**PROBLEM**
Read the material below. Count the lines containing "asked" and give that count alone.
** START OF DATA ROWS **
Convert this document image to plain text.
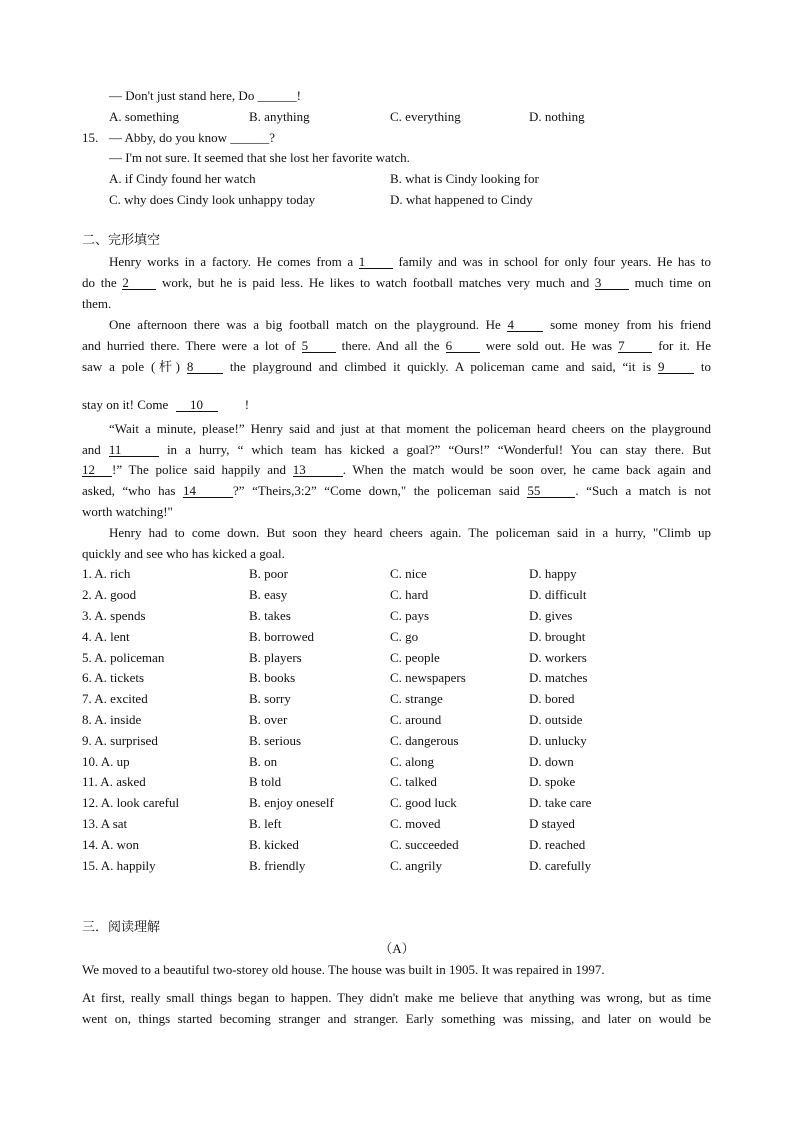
— Don't just stand here, Do ______!
A. something	B. anything	C. everything	D. nothing
15. — Abby, do you know ______?
— I'm not sure. It seemed that she lost her favorite watch.
A. if Cindy found her watch	B. what is Cindy looking for
C. why does Cindy look unhappy today	D. what happened to Cindy
二、完形填空
Henry works in a factory. He comes from a 1	family and was in school for only four years. He has to
do the 2	work, but he is paid less. He likes to watch football matches very much and 3	much time on
them.
One afternoon there was a big football match on the playground. He 4	some money from his friend
and hurried there. There were a lot of 5	there. And all the 6	were sold out. He was 7	for it. He
saw a pole (杆) 8	the playground and climbed it quickly. A policeman came and said, “it is 9	to
stay on it! Come 10	!
“Wait a minute, please!” Henry said and just at that moment the policeman heard cheers on the playground
and 11	in a hurry, “ which team has kicked a goal?” “Ours!” “Wonderful! You can stay there. But
12 !” The police said happily and 13	. When the match would be soon over, he came back again and
asked, “who has 14	?” “Theirs,3:2” “Come down," the policeman said 55	. “Such a match is not
worth watching!"
Henry had to come down. But soon they heard cheers again. The policeman said in a hurry, "Climb up
quickly and see who has kicked a goal.
1. A. rich	B. poor	C. nice	D. happy
2. A. good	B. easy	C. hard	D. difficult
3. A. spends	B. takes	C. pays	D. gives
4. A. lent	B. borrowed	C. go	D. brought
5. A. policeman	B. players	C. people	D. workers
6. A. tickets	B. books	C. newspapers	D. matches
7. A. excited	B. sorry	C. strange	D. bored
8. A. inside	B. over	C. around	D. outside
9. A. surprised	B. serious	C. dangerous	D. unlucky
10. A. up	B. on	C. along	D. down
11. A. asked	B told	C. talked	D. spoke
12. A. look careful	B. enjoy oneself	C. good luck	D. take care
13. A sat	B. left	C. moved	D stayed
14. A. won	B. kicked	C. succeeded	D. reached
15. A. happily	B. friendly	C. angrily	D. carefully
三．阅读理解
（A）
We moved to a beautiful two-storey old house. The house was built in 1905. It was repaired in 1997.
At first, really small things began to happen. They didn't make me believe that anything was wrong, but as time
went on, things started becoming stranger and stranger. Early something was missing, and later on would be
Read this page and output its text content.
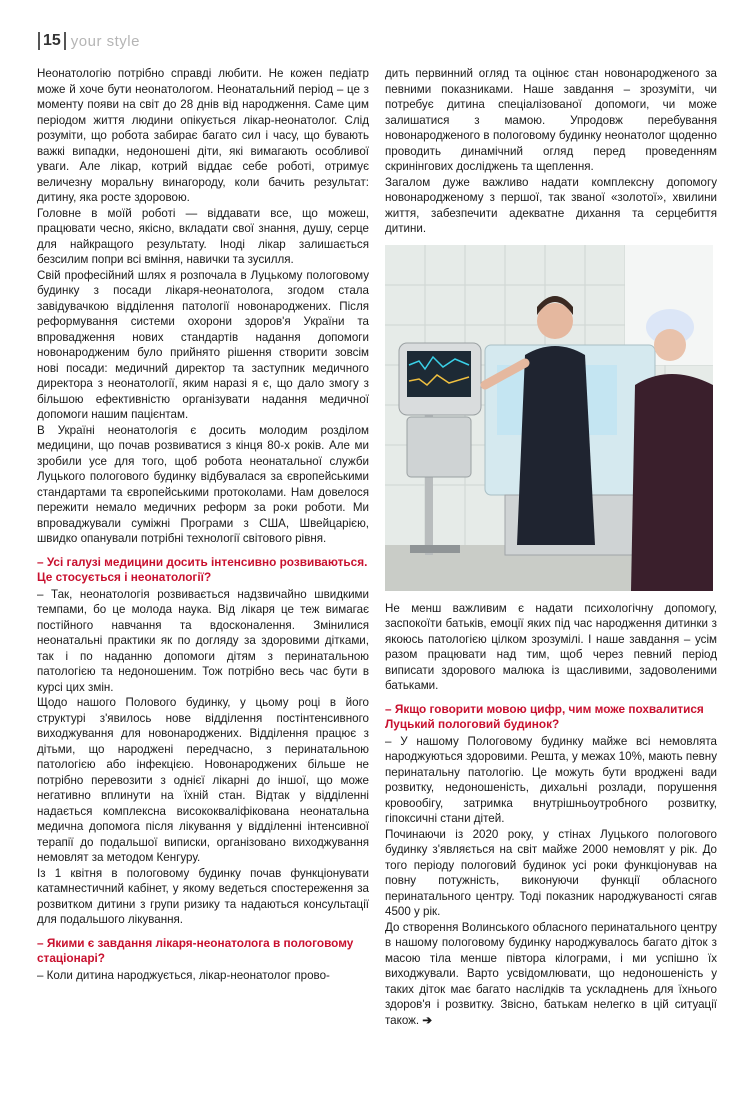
15 your style

Неонатологію потрібно справді любити. Не кожен педіатр може й хоче бути неонатологом. Неонатальний період – це з моменту появи на світ до 28 днів від народження. Саме цим періодом життя людини опікується лікар-неонатолог. Слід розуміти, що робота забирає багато сил і часу, що бувають важкі випадки, недоношені діти, які вимагають особливої уваги. Але лікар, котрий віддає себе роботі, отримує величезну моральну винагороду, коли бачить результат: дитину, яка росте здоровою.

Головне в моїй роботі — віддавати все, що можеш, працювати чесно, якісно, вкладати свої знання, душу, серце для найкращого результату. Іноді лікар залишається безсилим попри всі вміння, навички та зусилля.

Свій професійний шлях я розпочала в Луцькому пологовому будинку з посади лікаря-неонатолога, згодом стала завідувачкою відділення патології новонароджених. Після реформування системи охорони здоров'я України та впровадження нових стандартів надання допомоги новонародженим було прийнято рішення створити зовсім нові посади: медичний директор та заступник медичного директора з неонатології, яким наразі я є, що дало змогу з більшою ефективністю організувати надання медичної допомоги нашим пацієнтам.

В Україні неонатологія є досить молодим розділом медицини, що почав розвиватися з кінця 80-х років. Але ми зробили усе для того, щоб робота неонатальної служби Луцького пологового будинку відбувалася за європейськими стандартами та європейськими протоколами. Нам довелося пережити немало медичних реформ за роки роботи. Ми впроваджували суміжні Програми з США, Швейцарією, швидко опанували потрібні технології світового рівня.

– Усі галузі медицини досить інтенсивно розвиваються. Це стосується і неонатології?

– Так, неонатологія розвивається надзвичайно швидкими темпами, бо це молода наука. Від лікаря це теж вимагає постійного навчання та вдосконалення. Змінилися неонатальні практики як по догляду за здоровими дітками, так і по наданню допомоги дітям з перинатальною патологією та недоношеним. Тож потрібно весь час бути в курсі цих змін.

Щодо нашого Полового будинку, у цьому році в його структурі з'явилось нове відділення постінтенсивного виходжування для новонароджених. Відділення працює з дітьми, що народжені передчасно, з перинатальною патологією або інфекцією. Новонароджених більше не потрібно перевозити з однієї лікарні до іншої, що може негативно вплинути на їхній стан. Відтак у відділенні надається комплексна висококваліфікована неонатальна медична допомога після лікування у відділенні інтенсивної терапії до подальшої виписки, організовано виходжування немовлят за методом Кенгуру.

Із 1 квітня в пологовому будинку почав функціонувати катамнестичний кабінет, у якому ведеться спостереження за розвитком дитини з групи ризику та надаються консультації для подальшого лікування.

– Якими є завдання лікаря-неонатолога в пологовому стаціонарі?

– Коли дитина народжується, лікар-неонатолог прово-

дить первинний огляд та оцінює стан новонародженого за певними показниками. Наше завдання – зрозуміти, чи потребує дитина спеціалізованої допомоги, чи може залишатися з мамою. Упродовж перебування новонародженого в пологовому будинку неонатолог щоденно проводить динамічний огляд перед проведенням скринінгових досліджень та щеплення.

Загалом дуже важливо надати комплексну допомогу новонародженому з першої, так званої «золотої», хвилини життя, забезпечити адекватне дихання та серцебиття дитини.

Не менш важливим є надати психологічну допомогу, заспокоїти батьків, емоції яких під час народження дитинки з якоюсь патологією цілком зрозумілі. І наше завдання – усім разом працювати над тим, щоб через певний період виписати здорового малюка із щасливими, задоволеними батьками.

– Якщо говорити мовою цифр, чим може похвалитися Луцький пологовий будинок?

– У нашому Пологовому будинку майже всі немовлята народжуються здоровими. Решта, у межах 10%, мають певну перинатальну патологію. Це можуть бути вроджені вади розвитку, недоношеність, дихальні розлади, порушення кровообігу, затримка внутрішньоутробного розвитку, гіпоксичні стани дітей.

Починаючи із 2020 року, у стінах Луцького пологового будинку з'являється на світ майже 2000 немовлят у рік. До того періоду пологовий будинок усі роки функціонував на повну потужність, виконуючи функції обласного перинатального центру. Тоді показник народжуваності сягав 4500 у рік.

До створення Волинського обласного перинатального центру в нашому пологовому будинку народжувалось багато діток з масою тіла менше півтора кілограми, і ми успішно їх виходжували. Варто усвідомлювати, що недоношеність у таких діток має багато наслідків та ускладнень для їхнього здоров'я і розвитку. Звісно, батькам нелегко в цій ситуації також. ➔
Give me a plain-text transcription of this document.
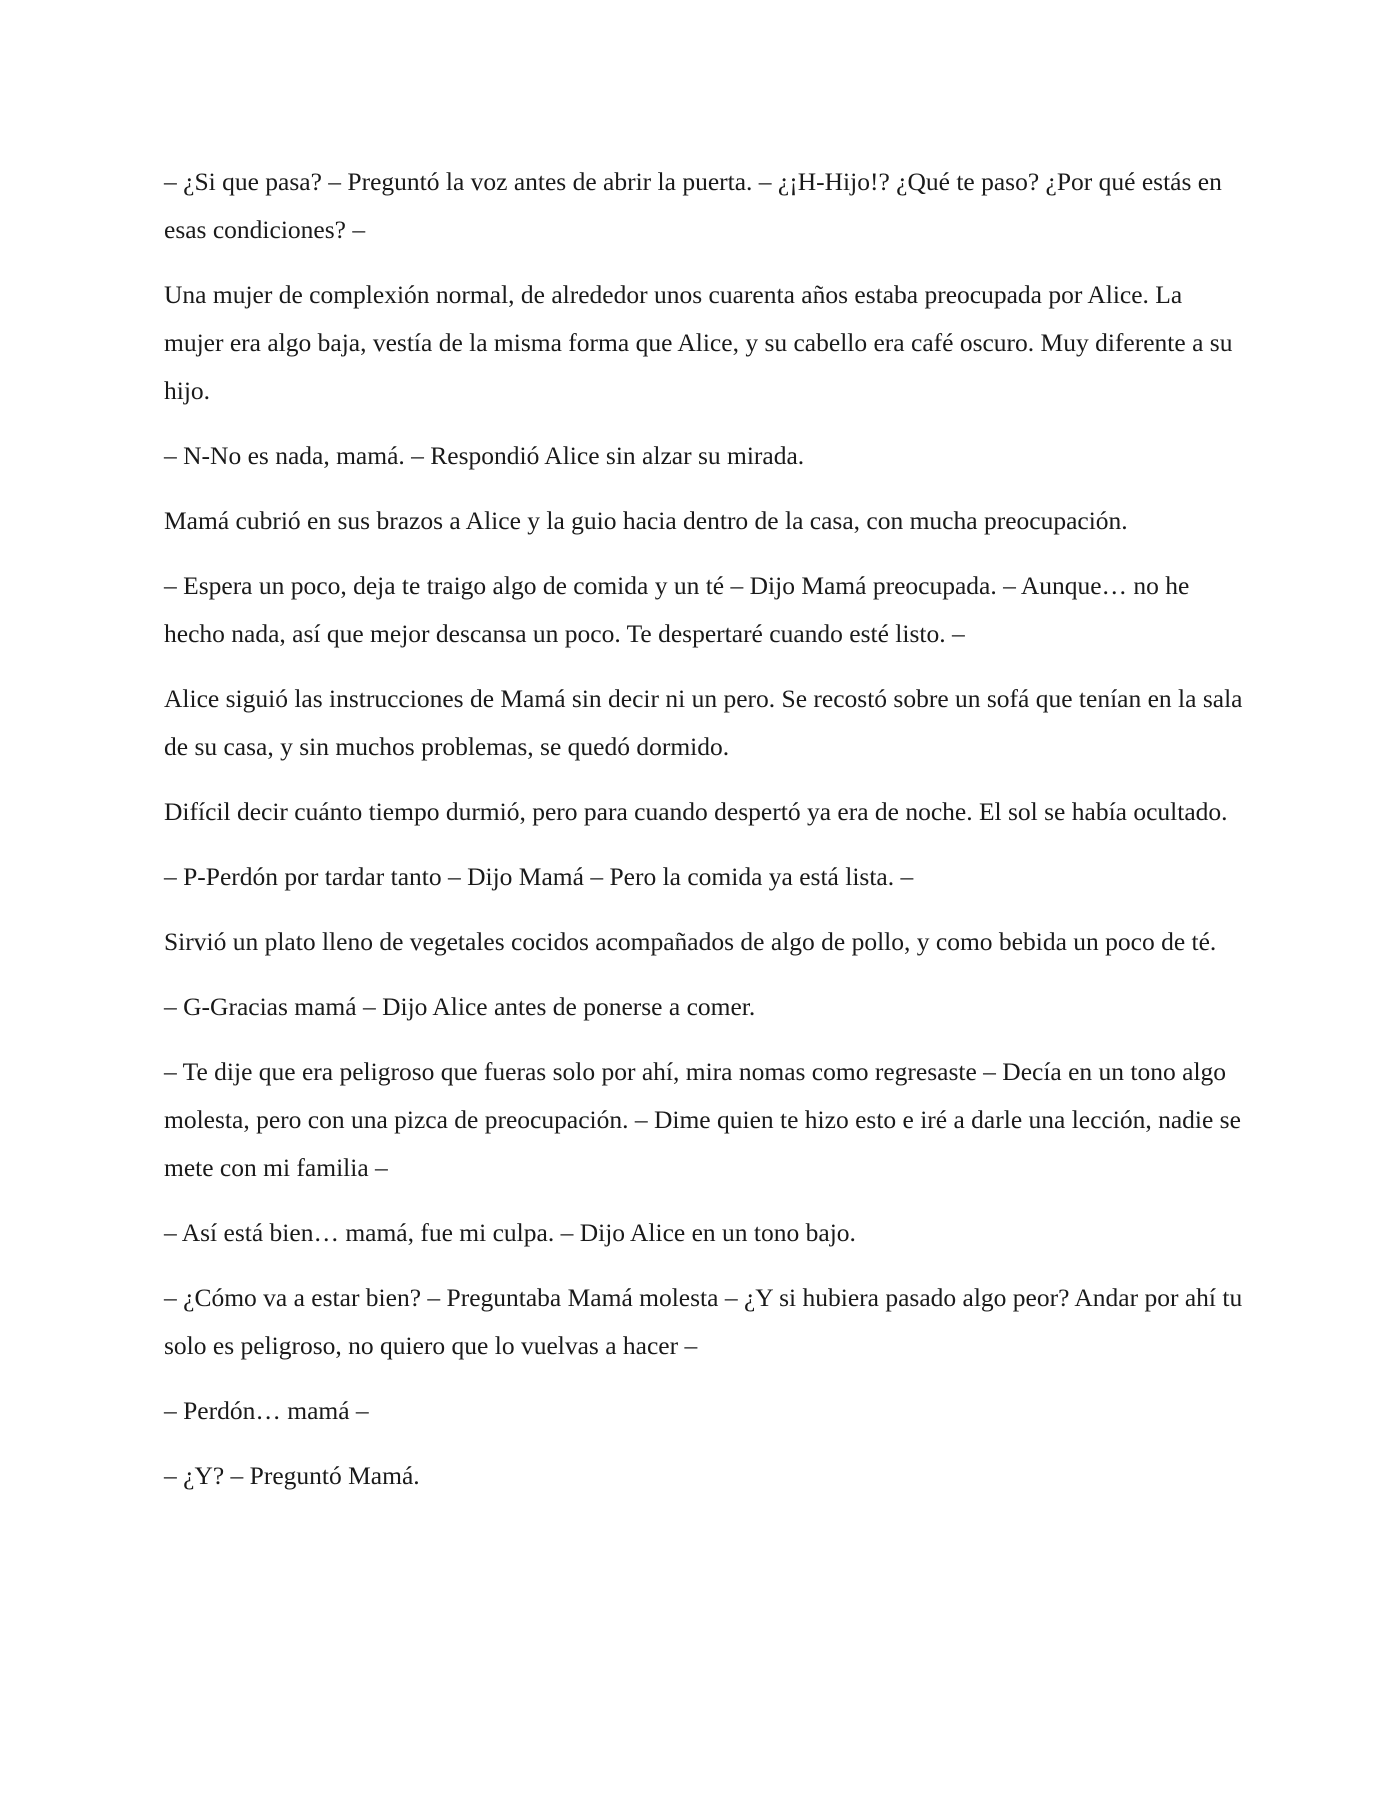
– ¿Si que pasa? – Preguntó la voz antes de abrir la puerta. – ¿¡H-Hijo!? ¿Qué te paso? ¿Por qué estás en esas condiciones? –

Una mujer de complexión normal, de alrededor unos cuarenta años estaba preocupada por Alice. La mujer era algo baja, vestía de la misma forma que Alice, y su cabello era café oscuro. Muy diferente a su hijo.

– N-No es nada, mamá. – Respondió Alice sin alzar su mirada.

Mamá cubrió en sus brazos a Alice y la guio hacia dentro de la casa, con mucha preocupación.

– Espera un poco, deja te traigo algo de comida y un té – Dijo Mamá preocupada. – Aunque… no he hecho nada, así que mejor descansa un poco. Te despertaré cuando esté listo. –

Alice siguió las instrucciones de Mamá sin decir ni un pero. Se recostó sobre un sofá que tenían en la sala de su casa, y sin muchos problemas, se quedó dormido.

Difícil decir cuánto tiempo durmió, pero para cuando despertó ya era de noche. El sol se había ocultado.

– P-Perdón por tardar tanto – Dijo Mamá – Pero la comida ya está lista. –

Sirvió un plato lleno de vegetales cocidos acompañados de algo de pollo, y como bebida un poco de té.

– G-Gracias mamá – Dijo Alice antes de ponerse a comer.

– Te dije que era peligroso que fueras solo por ahí, mira nomas como regresaste – Decía en un tono algo molesta, pero con una pizca de preocupación. – Dime quien te hizo esto e iré a darle una lección, nadie se mete con mi familia –

– Así está bien… mamá, fue mi culpa. – Dijo Alice en un tono bajo.

– ¿Cómo va a estar bien? – Preguntaba Mamá molesta – ¿Y si hubiera pasado algo peor? Andar por ahí tu solo es peligroso, no quiero que lo vuelvas a hacer –

– Perdón… mamá –

– ¿Y? – Preguntó Mamá.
** END OF DATA ROWS **
**CORRECT OUTPUT**
2